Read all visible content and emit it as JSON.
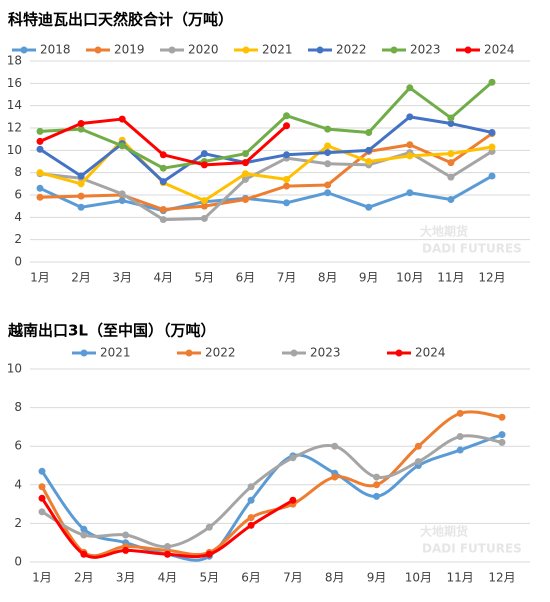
{
  "chart_data": [
    {
      "type": "line",
      "title": "科特迪瓦出口天然胶合计（万吨）",
      "smooth": false,
      "grid": true,
      "legend": "top",
      "watermark": [
        "大地期货",
        "DADI FUTURES"
      ],
      "categories": [
        "1月",
        "2月",
        "3月",
        "4月",
        "5月",
        "6月",
        "7月",
        "8月",
        "9月",
        "10月",
        "11月",
        "12月"
      ],
      "ylim": [
        0,
        18
      ],
      "yticks": [
        0,
        2,
        4,
        6,
        8,
        10,
        12,
        14,
        16,
        18
      ],
      "series": [
        {
          "name": "2018",
          "color": "#5b9bd5",
          "values": [
            6.6,
            4.9,
            5.5,
            4.6,
            5.4,
            5.7,
            5.3,
            6.2,
            4.9,
            6.2,
            5.6,
            7.7
          ]
        },
        {
          "name": "2019",
          "color": "#ed7d31",
          "values": [
            5.8,
            5.9,
            6.0,
            4.7,
            5.0,
            5.6,
            6.8,
            6.9,
            9.9,
            10.5,
            8.9,
            11.5
          ]
        },
        {
          "name": "2020",
          "color": "#a5a5a5",
          "values": [
            7.9,
            7.5,
            6.1,
            3.8,
            3.9,
            7.4,
            9.3,
            8.8,
            8.7,
            9.8,
            7.6,
            9.9
          ]
        },
        {
          "name": "2021",
          "color": "#ffc000",
          "values": [
            8.0,
            7.0,
            10.9,
            7.1,
            5.5,
            7.9,
            7.4,
            10.4,
            9.0,
            9.5,
            9.7,
            10.3
          ]
        },
        {
          "name": "2022",
          "color": "#4472c4",
          "values": [
            10.1,
            7.7,
            10.6,
            7.2,
            9.7,
            8.9,
            9.6,
            9.8,
            10.0,
            13.0,
            12.4,
            11.6
          ]
        },
        {
          "name": "2023",
          "color": "#70ad47",
          "values": [
            11.7,
            11.9,
            10.4,
            8.4,
            9.0,
            9.7,
            13.1,
            11.9,
            11.6,
            15.6,
            12.9,
            16.1
          ]
        },
        {
          "name": "2024",
          "color": "#ff0000",
          "values": [
            10.8,
            12.4,
            12.8,
            9.6,
            8.7,
            8.9,
            12.2,
            null,
            null,
            null,
            null,
            null
          ]
        }
      ]
    },
    {
      "type": "line",
      "title": "越南出口3L（至中国）（万吨）",
      "smooth": true,
      "grid": true,
      "legend": "top",
      "watermark": [
        "大地期货",
        "DADI FUTURES"
      ],
      "categories": [
        "1月",
        "2月",
        "3月",
        "4月",
        "5月",
        "6月",
        "7月",
        "8月",
        "9月",
        "10月",
        "11月",
        "12月"
      ],
      "ylim": [
        0,
        10
      ],
      "yticks": [
        0,
        2,
        4,
        6,
        8,
        10
      ],
      "series": [
        {
          "name": "2021",
          "color": "#5b9bd5",
          "values": [
            4.7,
            1.7,
            1.0,
            0.4,
            0.3,
            3.2,
            5.5,
            4.6,
            3.4,
            5.0,
            5.8,
            6.6
          ]
        },
        {
          "name": "2022",
          "color": "#ed7d31",
          "values": [
            3.9,
            0.5,
            0.8,
            0.6,
            0.5,
            2.3,
            3.0,
            4.4,
            4.0,
            6.0,
            7.7,
            7.5
          ]
        },
        {
          "name": "2023",
          "color": "#a5a5a5",
          "values": [
            2.6,
            1.4,
            1.4,
            0.8,
            1.8,
            3.9,
            5.4,
            6.0,
            4.4,
            5.2,
            6.5,
            6.2
          ]
        },
        {
          "name": "2024",
          "color": "#ff0000",
          "values": [
            3.3,
            0.4,
            0.6,
            0.4,
            0.4,
            1.9,
            3.2,
            null,
            null,
            null,
            null,
            null
          ]
        }
      ]
    }
  ]
}
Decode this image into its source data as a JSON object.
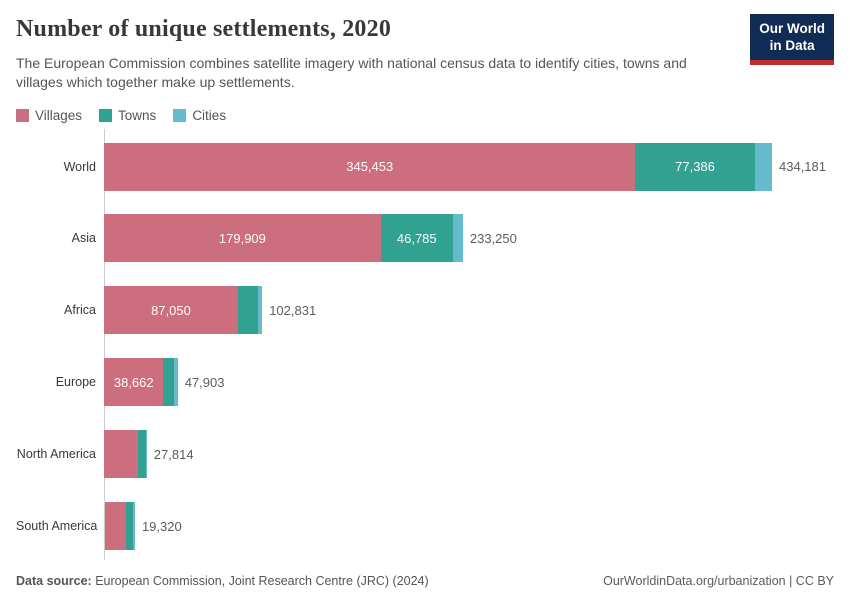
{
  "header": {
    "title": "Number of unique settlements, 2020",
    "subtitle": "The European Commission combines satellite imagery with national census data to identify cities, towns and villages which together make up settlements.",
    "logo": {
      "line1": "Our World",
      "line2": "in Data"
    }
  },
  "legend": {
    "items": [
      {
        "label": "Villages",
        "color": "#cd6e7f"
      },
      {
        "label": "Towns",
        "color": "#31a192"
      },
      {
        "label": "Cities",
        "color": "#65bacb"
      }
    ]
  },
  "chart_data": {
    "type": "bar",
    "stacked": true,
    "orientation": "horizontal",
    "title": "Number of unique settlements, 2020",
    "categories": [
      "World",
      "Asia",
      "Africa",
      "Europe",
      "North America",
      "South America"
    ],
    "series": [
      {
        "name": "Villages",
        "color": "#cd6e7f",
        "values": [
          345453,
          179909,
          87050,
          38662,
          22000,
          13700
        ]
      },
      {
        "name": "Towns",
        "color": "#31a192",
        "values": [
          77386,
          46785,
          13000,
          6600,
          5100,
          4400
        ]
      },
      {
        "name": "Cities",
        "color": "#65bacb",
        "values": [
          11342,
          6556,
          2781,
          2641,
          714,
          1220
        ]
      }
    ],
    "totals": [
      434181,
      233250,
      102831,
      47903,
      27814,
      19320
    ],
    "segment_labels": [
      [
        "345,453",
        "77,386",
        ""
      ],
      [
        "179,909",
        "46,785",
        ""
      ],
      [
        "87,050",
        "",
        ""
      ],
      [
        "38,662",
        "",
        ""
      ],
      [
        "",
        "",
        ""
      ],
      [
        "",
        "",
        ""
      ]
    ],
    "total_labels": [
      "434,181",
      "233,250",
      "102,831",
      "47,903",
      "27,814",
      "19,320"
    ],
    "xmax": 434181,
    "xlabel": "",
    "ylabel": "",
    "grid": false,
    "legend_position": "top-left"
  },
  "colors": {
    "villages": "#cd6e7f",
    "towns": "#31a192",
    "cities": "#65bacb",
    "axis": "#cccccc",
    "logo_navy": "#112c54",
    "logo_red": "#be2f30"
  },
  "footer": {
    "datasource_label": "Data source:",
    "datasource_text": " European Commission, Joint Research Centre (JRC) (2024)",
    "rights": "OurWorldinData.org/urbanization | CC BY"
  }
}
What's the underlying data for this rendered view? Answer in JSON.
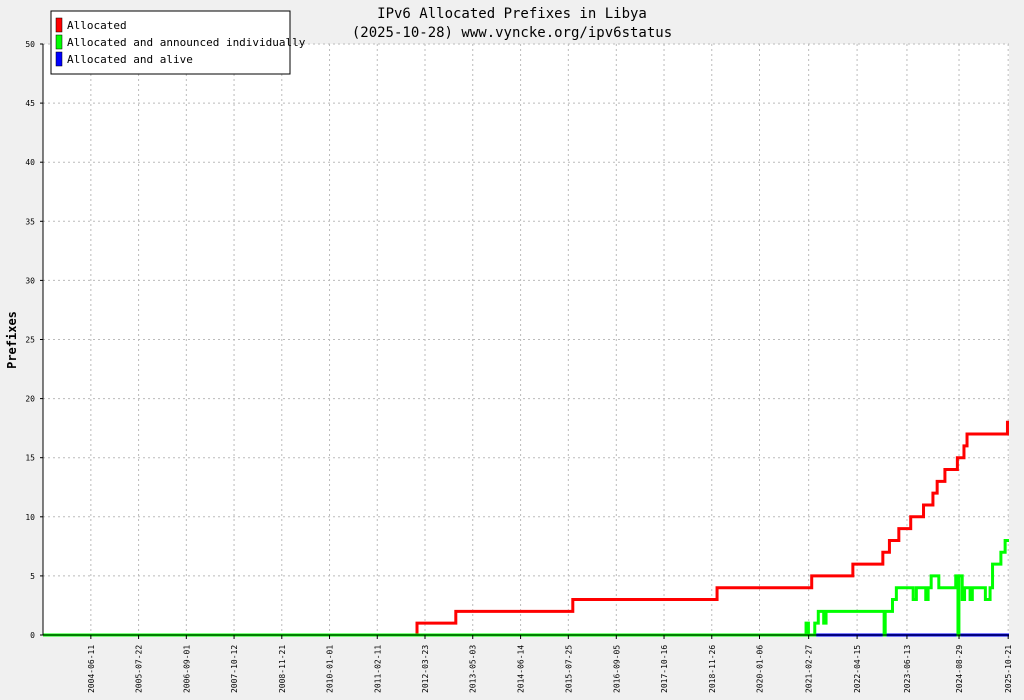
{
  "chart_data": {
    "type": "line",
    "title": "IPv6 Allocated Prefixes in Libya",
    "subtitle": "(2025-10-28) www.vyncke.org/ipv6status",
    "ylabel": "Prefixes",
    "xlabel": "",
    "ylim": [
      0,
      50
    ],
    "yticks": [
      0,
      5,
      10,
      15,
      20,
      25,
      30,
      35,
      40,
      45,
      50
    ],
    "xlim": [
      "2003-05-01",
      "2025-10-28"
    ],
    "xticks": [
      "2004-06-11",
      "2005-07-22",
      "2006-09-01",
      "2007-10-12",
      "2008-11-21",
      "2010-01-01",
      "2011-02-11",
      "2012-03-23",
      "2013-05-03",
      "2014-06-14",
      "2015-07-25",
      "2016-09-05",
      "2017-10-16",
      "2018-11-26",
      "2020-01-06",
      "2021-02-27",
      "2022-04-15",
      "2023-06-13",
      "2024-08-29",
      "2025-10-21"
    ],
    "grid": true,
    "legend_position": "top-left",
    "series": [
      {
        "name": "Allocated",
        "color": "#ff0000",
        "points": [
          [
            "2003-05-01",
            0
          ],
          [
            "2012-01-15",
            0
          ],
          [
            "2012-01-15",
            1
          ],
          [
            "2012-12-10",
            1
          ],
          [
            "2012-12-10",
            2
          ],
          [
            "2015-09-01",
            2
          ],
          [
            "2015-09-01",
            3
          ],
          [
            "2019-01-10",
            3
          ],
          [
            "2019-01-10",
            4
          ],
          [
            "2021-03-25",
            4
          ],
          [
            "2021-03-25",
            5
          ],
          [
            "2022-03-10",
            5
          ],
          [
            "2022-03-10",
            6
          ],
          [
            "2022-11-20",
            6
          ],
          [
            "2022-11-20",
            7
          ],
          [
            "2023-01-15",
            7
          ],
          [
            "2023-01-15",
            8
          ],
          [
            "2023-04-05",
            8
          ],
          [
            "2023-04-05",
            9
          ],
          [
            "2023-07-15",
            9
          ],
          [
            "2023-07-15",
            10
          ],
          [
            "2023-11-01",
            10
          ],
          [
            "2023-11-01",
            11
          ],
          [
            "2024-01-20",
            11
          ],
          [
            "2024-01-20",
            12
          ],
          [
            "2024-02-25",
            12
          ],
          [
            "2024-02-25",
            13
          ],
          [
            "2024-05-01",
            13
          ],
          [
            "2024-05-01",
            14
          ],
          [
            "2024-08-15",
            14
          ],
          [
            "2024-08-15",
            15
          ],
          [
            "2024-10-10",
            15
          ],
          [
            "2024-10-10",
            16
          ],
          [
            "2024-11-05",
            16
          ],
          [
            "2024-11-05",
            17
          ],
          [
            "2025-10-15",
            17
          ],
          [
            "2025-10-15",
            18
          ],
          [
            "2025-10-28",
            18
          ]
        ]
      },
      {
        "name": "Allocated and announced individually",
        "color": "#00ff00",
        "points": [
          [
            "2003-05-01",
            0
          ],
          [
            "2021-02-05",
            0
          ],
          [
            "2021-02-05",
            1
          ],
          [
            "2021-02-25",
            1
          ],
          [
            "2021-02-25",
            0
          ],
          [
            "2021-04-20",
            0
          ],
          [
            "2021-04-20",
            1
          ],
          [
            "2021-05-20",
            1
          ],
          [
            "2021-05-20",
            2
          ],
          [
            "2021-07-05",
            2
          ],
          [
            "2021-07-05",
            1
          ],
          [
            "2021-07-25",
            1
          ],
          [
            "2021-07-25",
            2
          ],
          [
            "2022-12-01",
            2
          ],
          [
            "2022-12-01",
            0
          ],
          [
            "2022-12-10",
            0
          ],
          [
            "2022-12-10",
            2
          ],
          [
            "2023-02-10",
            2
          ],
          [
            "2023-02-10",
            3
          ],
          [
            "2023-03-15",
            3
          ],
          [
            "2023-03-15",
            4
          ],
          [
            "2023-08-05",
            4
          ],
          [
            "2023-08-05",
            3
          ],
          [
            "2023-09-01",
            3
          ],
          [
            "2023-09-01",
            4
          ],
          [
            "2023-11-20",
            4
          ],
          [
            "2023-11-20",
            3
          ],
          [
            "2023-12-10",
            3
          ],
          [
            "2023-12-10",
            4
          ],
          [
            "2024-01-05",
            4
          ],
          [
            "2024-01-05",
            5
          ],
          [
            "2024-03-10",
            5
          ],
          [
            "2024-03-10",
            4
          ],
          [
            "2024-08-01",
            4
          ],
          [
            "2024-08-01",
            5
          ],
          [
            "2024-08-20",
            5
          ],
          [
            "2024-08-20",
            0
          ],
          [
            "2024-08-28",
            0
          ],
          [
            "2024-08-28",
            5
          ],
          [
            "2024-09-25",
            5
          ],
          [
            "2024-09-25",
            3
          ],
          [
            "2024-10-15",
            3
          ],
          [
            "2024-10-15",
            4
          ],
          [
            "2024-12-01",
            4
          ],
          [
            "2024-12-01",
            3
          ],
          [
            "2024-12-20",
            3
          ],
          [
            "2024-12-20",
            4
          ],
          [
            "2025-04-10",
            4
          ],
          [
            "2025-04-10",
            3
          ],
          [
            "2025-05-20",
            3
          ],
          [
            "2025-05-20",
            4
          ],
          [
            "2025-06-10",
            4
          ],
          [
            "2025-06-10",
            6
          ],
          [
            "2025-08-20",
            6
          ],
          [
            "2025-08-20",
            7
          ],
          [
            "2025-09-25",
            7
          ],
          [
            "2025-09-25",
            8
          ],
          [
            "2025-10-28",
            8
          ]
        ]
      },
      {
        "name": "Allocated and alive",
        "color": "#0000ff",
        "points": [
          [
            "2003-05-01",
            0
          ],
          [
            "2025-10-28",
            0
          ]
        ]
      }
    ]
  }
}
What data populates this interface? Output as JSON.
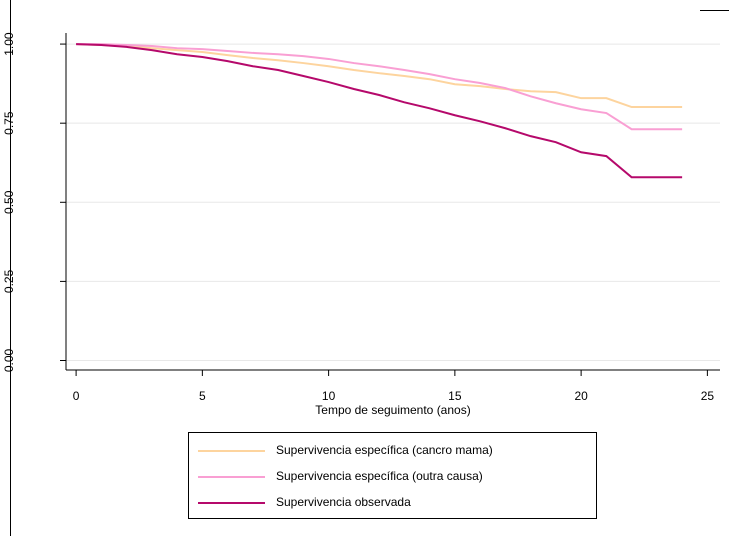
{
  "chart_data": {
    "type": "line",
    "x_label": "Tempo de seguimento (anos)",
    "x": [
      0,
      1,
      2,
      3,
      4,
      5,
      6,
      7,
      8,
      9,
      10,
      11,
      12,
      13,
      14,
      15,
      16,
      17,
      18,
      19,
      20,
      21,
      22,
      23,
      24
    ],
    "series": [
      {
        "name": "Supervivencia específica (cancro mama)",
        "color": "#fdd49e",
        "values": [
          1.0,
          0.997,
          0.994,
          0.987,
          0.981,
          0.975,
          0.965,
          0.956,
          0.949,
          0.94,
          0.93,
          0.918,
          0.908,
          0.899,
          0.889,
          0.873,
          0.867,
          0.858,
          0.851,
          0.848,
          0.829,
          0.829,
          0.801,
          0.801,
          0.801
        ]
      },
      {
        "name": "Supervivencia específica (outra causa)",
        "color": "#f99fd3",
        "values": [
          1.0,
          1.0,
          0.997,
          0.994,
          0.987,
          0.984,
          0.978,
          0.972,
          0.968,
          0.962,
          0.953,
          0.94,
          0.93,
          0.918,
          0.905,
          0.889,
          0.877,
          0.861,
          0.835,
          0.813,
          0.794,
          0.782,
          0.731,
          0.731,
          0.731
        ]
      },
      {
        "name": "Supervivencia observada",
        "color": "#b5096b",
        "values": [
          1.0,
          0.997,
          0.991,
          0.981,
          0.968,
          0.959,
          0.946,
          0.93,
          0.918,
          0.899,
          0.88,
          0.858,
          0.839,
          0.816,
          0.797,
          0.775,
          0.756,
          0.734,
          0.709,
          0.69,
          0.658,
          0.646,
          0.579,
          0.579,
          0.579
        ]
      }
    ],
    "xlim": [
      -0.4,
      25.5
    ],
    "xticks": [
      0,
      5,
      10,
      15,
      20,
      25
    ],
    "ylim": [
      -0.03,
      1.035
    ],
    "yticks": [
      {
        "value": 0,
        "label": "0.00"
      },
      {
        "value": 0.25,
        "label": "0.25"
      },
      {
        "value": 0.5,
        "label": "0.50"
      },
      {
        "value": 0.75,
        "label": "0.75"
      },
      {
        "value": 1,
        "label": "1.00"
      }
    ],
    "grid": true,
    "legend": "bottom"
  }
}
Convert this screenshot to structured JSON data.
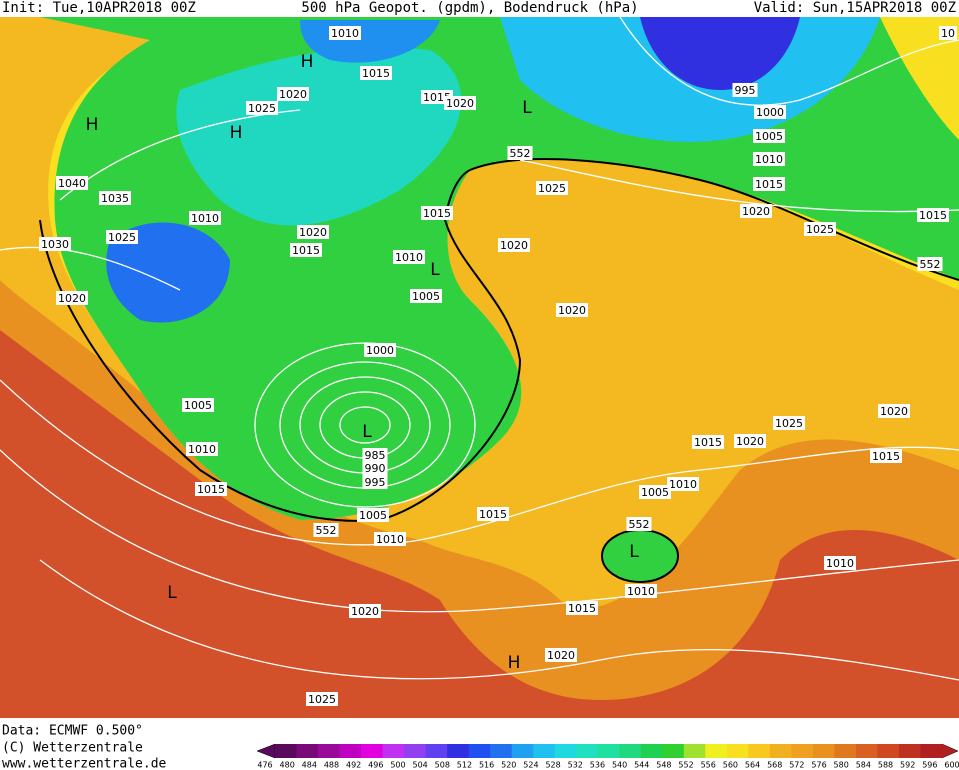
{
  "header": {
    "init": "Init: Tue,10APR2018 00Z",
    "title": "500 hPa Geopot. (gpdm), Bodendruck (hPa)",
    "valid": "Valid: Sun,15APR2018 00Z"
  },
  "footer": {
    "data": "Data: ECMWF  0.500°",
    "copyright": "(C) Wetterzentrale",
    "url": "www.wetterzentrale.de"
  },
  "colorbar": {
    "labels": [
      476,
      480,
      484,
      488,
      492,
      496,
      500,
      504,
      508,
      512,
      516,
      520,
      524,
      528,
      532,
      536,
      540,
      544,
      548,
      552,
      556,
      560,
      564,
      568,
      572,
      576,
      580,
      584,
      588,
      592,
      596,
      600
    ],
    "colors": [
      "#5a0a5a",
      "#7a0a7a",
      "#9a0a9a",
      "#c000c0",
      "#e000e0",
      "#c030f0",
      "#9040f0",
      "#6040f0",
      "#3030e0",
      "#2050f0",
      "#2070f0",
      "#20a0f0",
      "#20c0f0",
      "#20d8e0",
      "#20e0c0",
      "#20e0a0",
      "#20d880",
      "#20d050",
      "#30d030",
      "#a0e030",
      "#f0f020",
      "#f8e020",
      "#f8c820",
      "#f0b020",
      "#f0a020",
      "#e89020",
      "#e07820",
      "#d86020",
      "#d04820",
      "#c03020",
      "#b02020"
    ]
  },
  "map": {
    "labels": [
      "1010",
      "H",
      "1015",
      "1020",
      "1025",
      "H",
      "H",
      "1015",
      "1020",
      "L",
      "995",
      "1000",
      "1005",
      "1010",
      "1015",
      "552",
      "1025",
      "1020",
      "1015",
      "1025",
      "552",
      "1040",
      "1035",
      "1010",
      "1025",
      "1030",
      "1020",
      "1015",
      "1015",
      "1020",
      "1010",
      "L",
      "1005",
      "1020",
      "1020",
      "1000",
      "L",
      "985",
      "990",
      "995",
      "1005",
      "1010",
      "1015",
      "1020",
      "1025",
      "1015",
      "1020",
      "1015",
      "1010",
      "1005",
      "1015",
      "1005",
      "552",
      "1010",
      "552",
      "L",
      "1010",
      "1010",
      "1015",
      "1020",
      "L",
      "1020",
      "H",
      "1025",
      "10"
    ]
  }
}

■ ■ ■ ■ ■

From the entries, report each line that includes the word "Supervivencia".

▶ RESPONSE
        "name": "Supervivencia específica (cancro mama)",
        "name": "Supervivencia específica (outra causa)",
        "name": "Supervivencia observada",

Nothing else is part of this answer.